WRITTEN PROBLEM —
All lines holding the string "similar" are to be shown.

━━━━━ RECORD SET ━━━━━

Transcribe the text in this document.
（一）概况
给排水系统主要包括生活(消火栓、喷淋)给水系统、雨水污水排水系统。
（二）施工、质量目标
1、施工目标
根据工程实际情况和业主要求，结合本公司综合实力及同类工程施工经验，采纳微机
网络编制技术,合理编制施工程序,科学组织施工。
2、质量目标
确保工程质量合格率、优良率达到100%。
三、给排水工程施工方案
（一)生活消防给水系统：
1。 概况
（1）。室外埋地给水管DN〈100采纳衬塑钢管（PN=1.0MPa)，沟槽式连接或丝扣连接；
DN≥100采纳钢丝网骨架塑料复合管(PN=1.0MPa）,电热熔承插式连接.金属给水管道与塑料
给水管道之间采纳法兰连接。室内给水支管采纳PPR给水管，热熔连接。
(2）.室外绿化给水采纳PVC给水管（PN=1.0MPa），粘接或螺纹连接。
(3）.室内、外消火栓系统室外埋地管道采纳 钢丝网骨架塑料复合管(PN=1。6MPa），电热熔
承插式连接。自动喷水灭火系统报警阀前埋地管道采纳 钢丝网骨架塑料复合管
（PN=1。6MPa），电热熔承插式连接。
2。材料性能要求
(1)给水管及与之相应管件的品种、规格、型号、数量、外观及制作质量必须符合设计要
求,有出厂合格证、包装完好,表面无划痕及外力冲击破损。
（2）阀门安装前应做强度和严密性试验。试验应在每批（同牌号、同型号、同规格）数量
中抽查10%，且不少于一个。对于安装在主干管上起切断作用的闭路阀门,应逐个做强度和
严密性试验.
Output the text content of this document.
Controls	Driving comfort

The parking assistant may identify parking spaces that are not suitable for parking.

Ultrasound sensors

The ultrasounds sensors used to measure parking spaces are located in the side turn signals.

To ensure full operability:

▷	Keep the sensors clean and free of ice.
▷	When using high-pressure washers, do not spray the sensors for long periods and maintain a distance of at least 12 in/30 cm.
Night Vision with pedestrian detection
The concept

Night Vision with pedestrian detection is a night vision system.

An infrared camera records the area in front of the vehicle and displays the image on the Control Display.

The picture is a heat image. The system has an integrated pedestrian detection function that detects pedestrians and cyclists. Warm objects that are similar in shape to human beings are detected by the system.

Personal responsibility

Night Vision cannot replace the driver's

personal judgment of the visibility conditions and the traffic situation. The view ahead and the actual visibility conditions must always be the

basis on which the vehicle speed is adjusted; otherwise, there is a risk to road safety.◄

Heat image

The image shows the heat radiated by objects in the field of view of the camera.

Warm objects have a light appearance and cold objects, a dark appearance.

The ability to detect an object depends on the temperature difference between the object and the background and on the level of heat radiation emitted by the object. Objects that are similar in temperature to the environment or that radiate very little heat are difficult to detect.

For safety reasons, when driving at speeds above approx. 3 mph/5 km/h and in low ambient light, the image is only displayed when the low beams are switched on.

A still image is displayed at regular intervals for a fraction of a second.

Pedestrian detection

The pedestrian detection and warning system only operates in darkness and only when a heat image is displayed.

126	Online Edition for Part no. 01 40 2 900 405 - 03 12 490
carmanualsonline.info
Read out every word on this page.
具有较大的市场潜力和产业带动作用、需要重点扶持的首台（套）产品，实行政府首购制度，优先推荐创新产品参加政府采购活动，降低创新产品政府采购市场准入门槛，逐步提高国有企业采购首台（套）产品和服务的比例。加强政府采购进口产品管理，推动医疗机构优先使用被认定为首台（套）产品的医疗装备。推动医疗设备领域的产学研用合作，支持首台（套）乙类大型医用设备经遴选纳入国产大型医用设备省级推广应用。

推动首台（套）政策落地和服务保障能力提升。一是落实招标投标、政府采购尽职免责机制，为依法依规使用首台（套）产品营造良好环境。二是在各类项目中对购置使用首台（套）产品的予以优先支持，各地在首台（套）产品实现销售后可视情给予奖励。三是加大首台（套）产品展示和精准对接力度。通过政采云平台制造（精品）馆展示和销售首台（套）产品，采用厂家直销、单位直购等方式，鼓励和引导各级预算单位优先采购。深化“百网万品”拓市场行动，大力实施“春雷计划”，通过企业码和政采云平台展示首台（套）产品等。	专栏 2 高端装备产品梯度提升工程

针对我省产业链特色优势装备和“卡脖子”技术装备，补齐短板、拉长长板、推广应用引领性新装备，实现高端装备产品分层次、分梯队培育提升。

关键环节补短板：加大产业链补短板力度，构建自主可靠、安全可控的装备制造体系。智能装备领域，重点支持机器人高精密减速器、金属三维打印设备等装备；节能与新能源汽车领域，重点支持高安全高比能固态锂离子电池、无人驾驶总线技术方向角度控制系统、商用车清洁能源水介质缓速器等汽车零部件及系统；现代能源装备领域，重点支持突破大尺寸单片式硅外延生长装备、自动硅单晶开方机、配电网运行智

━━━━━

EXPECTED ANSWER —
The picture is a heat image. The system has an integrated pedestrian detection function that detects pedestrians and cyclists. Warm objects that are similar in shape to human beings are detected by the system.
The ability to detect an object depends on the temperature difference between the object and the background and on the level of heat radiation emitted by the object. Objects that are similar in temperature to the environment or that radiate very little heat are difficult to detect.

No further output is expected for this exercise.